The answer must be a single number: how many lines in this listing hold the word "exercise".
==== DATA PROVIDED
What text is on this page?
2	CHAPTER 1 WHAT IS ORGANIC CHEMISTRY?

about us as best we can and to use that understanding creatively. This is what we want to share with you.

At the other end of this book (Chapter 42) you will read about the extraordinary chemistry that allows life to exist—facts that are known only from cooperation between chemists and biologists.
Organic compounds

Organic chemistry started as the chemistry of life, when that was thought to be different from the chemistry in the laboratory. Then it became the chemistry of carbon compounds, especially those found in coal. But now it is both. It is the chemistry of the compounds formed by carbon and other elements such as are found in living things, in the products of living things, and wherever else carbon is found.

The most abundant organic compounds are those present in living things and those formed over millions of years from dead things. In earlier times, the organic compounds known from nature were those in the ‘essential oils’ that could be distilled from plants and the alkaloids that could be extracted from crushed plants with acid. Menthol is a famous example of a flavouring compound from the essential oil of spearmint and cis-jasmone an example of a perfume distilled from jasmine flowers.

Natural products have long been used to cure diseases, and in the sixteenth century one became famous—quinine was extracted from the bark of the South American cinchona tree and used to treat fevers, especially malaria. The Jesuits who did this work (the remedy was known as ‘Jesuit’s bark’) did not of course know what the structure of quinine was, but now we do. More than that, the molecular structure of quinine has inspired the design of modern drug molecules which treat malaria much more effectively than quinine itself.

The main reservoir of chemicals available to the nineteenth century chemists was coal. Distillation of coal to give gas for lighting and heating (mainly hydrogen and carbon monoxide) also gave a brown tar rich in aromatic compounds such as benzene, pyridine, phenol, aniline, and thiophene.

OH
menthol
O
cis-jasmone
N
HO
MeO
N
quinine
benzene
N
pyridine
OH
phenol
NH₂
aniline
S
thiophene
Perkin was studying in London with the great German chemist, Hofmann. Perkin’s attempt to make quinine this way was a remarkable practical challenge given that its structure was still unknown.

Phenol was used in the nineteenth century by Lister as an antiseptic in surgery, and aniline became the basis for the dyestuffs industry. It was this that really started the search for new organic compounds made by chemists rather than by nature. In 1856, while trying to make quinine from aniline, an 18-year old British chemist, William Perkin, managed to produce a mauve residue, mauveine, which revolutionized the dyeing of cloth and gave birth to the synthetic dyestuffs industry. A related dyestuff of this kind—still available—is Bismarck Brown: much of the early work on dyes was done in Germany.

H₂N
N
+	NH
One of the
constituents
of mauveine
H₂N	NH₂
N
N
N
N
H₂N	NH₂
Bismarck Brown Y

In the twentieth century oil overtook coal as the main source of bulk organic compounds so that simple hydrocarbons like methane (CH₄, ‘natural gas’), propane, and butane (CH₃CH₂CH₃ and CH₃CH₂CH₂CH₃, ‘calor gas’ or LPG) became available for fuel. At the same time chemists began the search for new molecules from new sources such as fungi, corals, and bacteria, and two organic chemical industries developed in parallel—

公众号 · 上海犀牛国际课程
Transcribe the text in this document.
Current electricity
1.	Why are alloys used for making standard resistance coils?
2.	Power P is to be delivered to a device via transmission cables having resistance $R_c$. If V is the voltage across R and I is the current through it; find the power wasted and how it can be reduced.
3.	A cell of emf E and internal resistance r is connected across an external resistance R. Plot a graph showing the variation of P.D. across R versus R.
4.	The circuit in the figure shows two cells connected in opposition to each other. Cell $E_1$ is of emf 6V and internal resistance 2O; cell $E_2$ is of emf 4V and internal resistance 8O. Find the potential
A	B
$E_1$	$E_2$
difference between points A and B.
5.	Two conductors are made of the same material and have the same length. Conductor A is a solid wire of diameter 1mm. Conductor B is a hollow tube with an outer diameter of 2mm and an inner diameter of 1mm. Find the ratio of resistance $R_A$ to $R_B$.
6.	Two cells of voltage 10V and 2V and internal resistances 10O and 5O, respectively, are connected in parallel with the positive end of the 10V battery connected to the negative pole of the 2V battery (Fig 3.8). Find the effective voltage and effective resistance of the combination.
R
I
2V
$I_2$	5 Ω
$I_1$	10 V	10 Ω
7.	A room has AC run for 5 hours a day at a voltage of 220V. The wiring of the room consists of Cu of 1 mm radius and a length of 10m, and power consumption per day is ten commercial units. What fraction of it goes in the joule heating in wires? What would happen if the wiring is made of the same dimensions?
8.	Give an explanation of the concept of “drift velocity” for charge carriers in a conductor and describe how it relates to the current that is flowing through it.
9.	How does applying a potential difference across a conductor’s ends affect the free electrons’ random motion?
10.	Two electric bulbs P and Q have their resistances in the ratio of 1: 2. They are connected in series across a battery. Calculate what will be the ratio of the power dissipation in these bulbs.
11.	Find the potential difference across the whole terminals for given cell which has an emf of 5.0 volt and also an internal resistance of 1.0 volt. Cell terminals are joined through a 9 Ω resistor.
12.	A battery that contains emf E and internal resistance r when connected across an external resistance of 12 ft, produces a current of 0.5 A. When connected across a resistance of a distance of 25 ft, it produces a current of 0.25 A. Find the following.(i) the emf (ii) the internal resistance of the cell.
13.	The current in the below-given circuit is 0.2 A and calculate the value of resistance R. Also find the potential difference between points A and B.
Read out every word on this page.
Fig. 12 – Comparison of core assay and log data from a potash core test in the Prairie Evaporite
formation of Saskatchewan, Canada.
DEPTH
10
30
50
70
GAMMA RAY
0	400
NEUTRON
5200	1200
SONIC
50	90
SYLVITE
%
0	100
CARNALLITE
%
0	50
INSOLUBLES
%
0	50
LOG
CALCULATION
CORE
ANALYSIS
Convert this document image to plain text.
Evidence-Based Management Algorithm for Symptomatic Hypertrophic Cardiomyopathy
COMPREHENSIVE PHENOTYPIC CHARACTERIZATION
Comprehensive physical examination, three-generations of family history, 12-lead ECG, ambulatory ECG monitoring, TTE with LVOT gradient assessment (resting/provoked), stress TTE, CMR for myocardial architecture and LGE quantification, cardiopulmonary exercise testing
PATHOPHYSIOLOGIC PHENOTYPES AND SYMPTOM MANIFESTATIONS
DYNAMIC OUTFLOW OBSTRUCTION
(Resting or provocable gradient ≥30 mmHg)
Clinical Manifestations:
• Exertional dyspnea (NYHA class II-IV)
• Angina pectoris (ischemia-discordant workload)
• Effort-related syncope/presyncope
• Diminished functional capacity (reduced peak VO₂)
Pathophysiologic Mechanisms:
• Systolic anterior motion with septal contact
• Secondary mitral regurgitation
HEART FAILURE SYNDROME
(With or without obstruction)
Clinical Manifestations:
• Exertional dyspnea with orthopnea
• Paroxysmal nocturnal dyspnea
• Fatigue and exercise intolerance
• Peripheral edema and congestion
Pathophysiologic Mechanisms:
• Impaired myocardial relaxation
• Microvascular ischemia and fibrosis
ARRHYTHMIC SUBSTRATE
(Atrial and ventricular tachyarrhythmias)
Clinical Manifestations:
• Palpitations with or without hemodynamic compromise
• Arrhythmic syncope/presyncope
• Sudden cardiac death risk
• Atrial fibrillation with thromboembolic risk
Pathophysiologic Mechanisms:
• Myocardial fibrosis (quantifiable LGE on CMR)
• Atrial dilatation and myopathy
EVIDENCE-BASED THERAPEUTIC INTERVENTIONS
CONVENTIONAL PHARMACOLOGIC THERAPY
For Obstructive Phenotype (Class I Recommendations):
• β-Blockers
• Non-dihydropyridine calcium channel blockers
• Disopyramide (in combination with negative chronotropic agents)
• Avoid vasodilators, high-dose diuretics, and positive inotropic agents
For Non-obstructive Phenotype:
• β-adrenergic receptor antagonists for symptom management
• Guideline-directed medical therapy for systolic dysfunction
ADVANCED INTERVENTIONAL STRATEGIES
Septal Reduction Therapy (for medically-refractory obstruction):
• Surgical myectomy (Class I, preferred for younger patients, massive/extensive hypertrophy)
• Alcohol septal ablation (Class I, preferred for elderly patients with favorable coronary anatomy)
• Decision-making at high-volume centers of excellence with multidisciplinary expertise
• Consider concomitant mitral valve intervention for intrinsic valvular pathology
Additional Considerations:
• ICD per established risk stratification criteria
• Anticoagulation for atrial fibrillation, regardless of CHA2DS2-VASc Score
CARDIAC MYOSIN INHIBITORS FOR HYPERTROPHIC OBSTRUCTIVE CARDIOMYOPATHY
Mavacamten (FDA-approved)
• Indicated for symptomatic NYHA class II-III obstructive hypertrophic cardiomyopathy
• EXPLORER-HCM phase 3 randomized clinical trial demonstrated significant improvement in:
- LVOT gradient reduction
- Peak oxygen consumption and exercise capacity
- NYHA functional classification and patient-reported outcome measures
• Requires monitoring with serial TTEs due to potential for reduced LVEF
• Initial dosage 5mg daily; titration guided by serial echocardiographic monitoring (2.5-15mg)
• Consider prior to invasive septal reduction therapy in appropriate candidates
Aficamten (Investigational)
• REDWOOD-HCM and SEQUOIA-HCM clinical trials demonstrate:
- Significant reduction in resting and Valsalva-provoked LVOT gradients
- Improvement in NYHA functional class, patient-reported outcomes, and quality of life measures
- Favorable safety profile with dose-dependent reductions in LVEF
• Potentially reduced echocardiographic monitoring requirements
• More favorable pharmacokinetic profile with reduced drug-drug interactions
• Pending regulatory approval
========
RESPONSE AREA.
3